◆ What you need to do:
Leave out any picture and return the remaining listing below exactly as given.

(Recorded data)

:::::

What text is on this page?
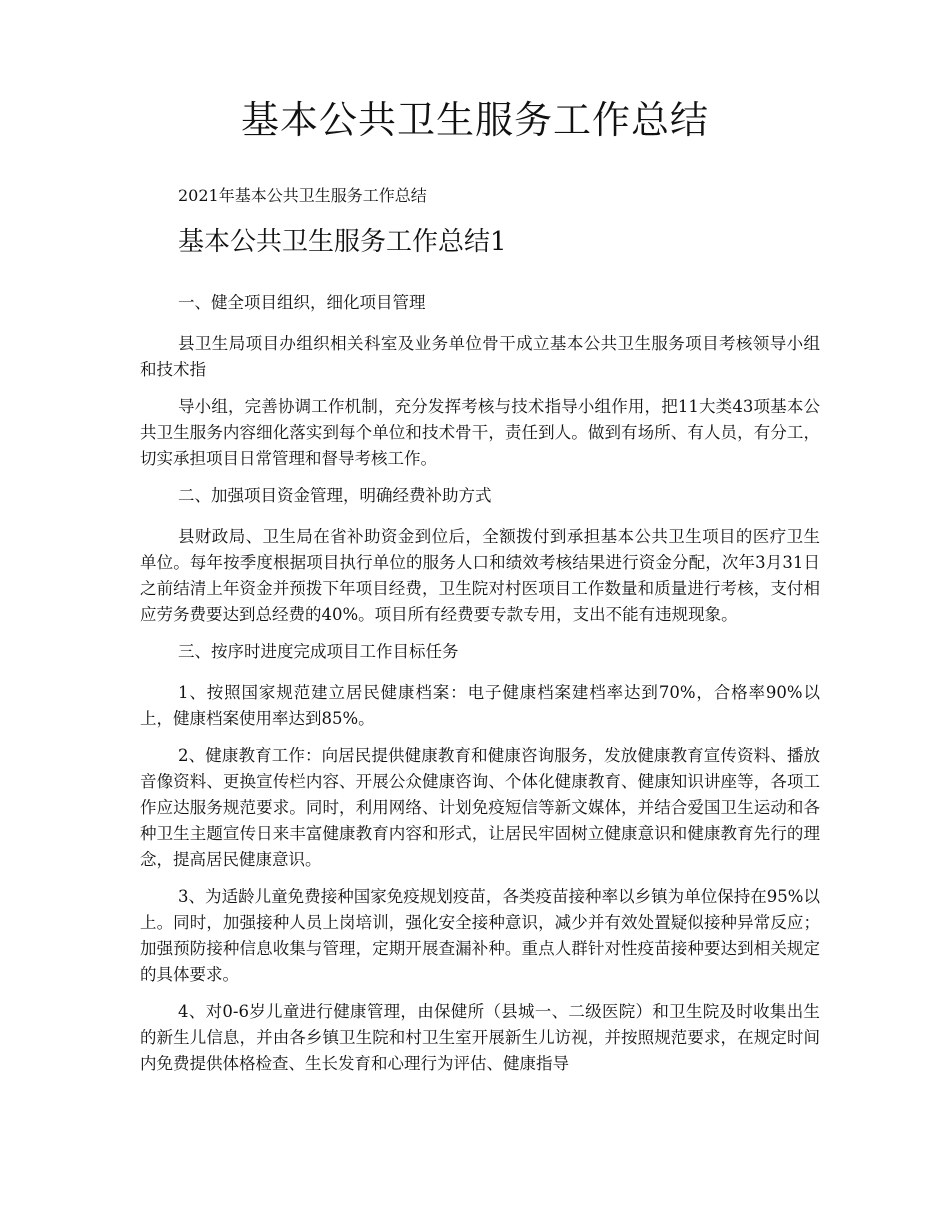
基本公共卫生服务工作总结

2021年基本公共卫生服务工作总结

基本公共卫生服务工作总结1

一、健全项目组织，细化项目管理

县卫生局项目办组织相关科室及业务单位骨干成立基本公共卫生服务项目考核领导小组和技术指

导小组，完善协调工作机制，充分发挥考核与技术指导小组作用，把11大类43项基本公共卫生服务内容细化落实到每个单位和技术骨干，责任到人。做到有场所、有人员，有分工，切实承担项目日常管理和督导考核工作。

二、加强项目资金管理，明确经费补助方式

县财政局、卫生局在省补助资金到位后，全额拨付到承担基本公共卫生项目的医疗卫生单位。每年按季度根据项目执行单位的服务人口和绩效考核结果进行资金分配，次年3月31日之前结清上年资金并预拨下年项目经费，卫生院对村医项目工作数量和质量进行考核，支付相应劳务费要达到总经费的40%。项目所有经费要专款专用，支出不能有违规现象。

三、按序时进度完成项目工作目标任务

1、按照国家规范建立居民健康档案：电子健康档案建档率达到70%，合格率90%以上，健康档案使用率达到85%。

2、健康教育工作：向居民提供健康教育和健康咨询服务，发放健康教育宣传资料、播放音像资料、更换宣传栏内容、开展公众健康咨询、个体化健康教育、健康知识讲座等，各项工作应达服务规范要求。同时，利用网络、计划免疫短信等新文媒体，并结合爱国卫生运动和各种卫生主题宣传日来丰富健康教育内容和形式，让居民牢固树立健康意识和健康教育先行的理念，提高居民健康意识。

3、为适龄儿童免费接种国家免疫规划疫苗，各类疫苗接种率以乡镇为单位保持在95%以上。同时，加强接种人员上岗培训，强化安全接种意识，减少并有效处置疑似接种异常反应；加强预防接种信息收集与管理，定期开展查漏补种。重点人群针对性疫苗接种要达到相关规定的具体要求。

4、对0-6岁儿童进行健康管理，由保健所（县城一、二级医院）和卫生院及时收集出生的新生儿信息，并由各乡镇卫生院和村卫生室开展新生儿访视，并按照规范要求，在规定时间内免费提供体格检查、生长发育和心理行为评估、健康指导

:::::

◆ Result for this task:
What text is on this page?
基本公共卫生服务工作总结

2021年基本公共卫生服务工作总结

基本公共卫生服务工作总结1

一、健全项目组织，细化项目管理

县卫生局项目办组织相关科室及业务单位骨干成立基本公共卫生服务项目考核领导小组和技术指

导小组，完善协调工作机制，充分发挥考核与技术指导小组作用，把11大类43项基本公共卫生服务内容细化落实到每个单位和技术骨干，责任到人。做到有场所、有人员，有分工，切实承担项目日常管理和督导考核工作。

二、加强项目资金管理，明确经费补助方式

县财政局、卫生局在省补助资金到位后，全额拨付到承担基本公共卫生项目的医疗卫生单位。每年按季度根据项目执行单位的服务人口和绩效考核结果进行资金分配，次年3月31日之前结清上年资金并预拨下年项目经费，卫生院对村医项目工作数量和质量进行考核，支付相应劳务费要达到总经费的40%。项目所有经费要专款专用，支出不能有违规现象。

三、按序时进度完成项目工作目标任务

1、按照国家规范建立居民健康档案：电子健康档案建档率达到70%，合格率90%以上，健康档案使用率达到85%。

2、健康教育工作：向居民提供健康教育和健康咨询服务，发放健康教育宣传资料、播放音像资料、更换宣传栏内容、开展公众健康咨询、个体化健康教育、健康知识讲座等，各项工作应达服务规范要求。同时，利用网络、计划免疫短信等新文媒体，并结合爱国卫生运动和各种卫生主题宣传日来丰富健康教育内容和形式，让居民牢固树立健康意识和健康教育先行的理念，提高居民健康意识。

3、为适龄儿童免费接种国家免疫规划疫苗，各类疫苗接种率以乡镇为单位保持在95%以上。同时，加强接种人员上岗培训，强化安全接种意识，减少并有效处置疑似接种异常反应；加强预防接种信息收集与管理，定期开展查漏补种。重点人群针对性疫苗接种要达到相关规定的具体要求。

4、对0-6岁儿童进行健康管理，由保健所（县城一、二级医院）和卫生院及时收集出生的新生儿信息，并由各乡镇卫生院和村卫生室开展新生儿访视，并按照规范要求，在规定时间内免费提供体格检查、生长发育和心理行为评估、健康指导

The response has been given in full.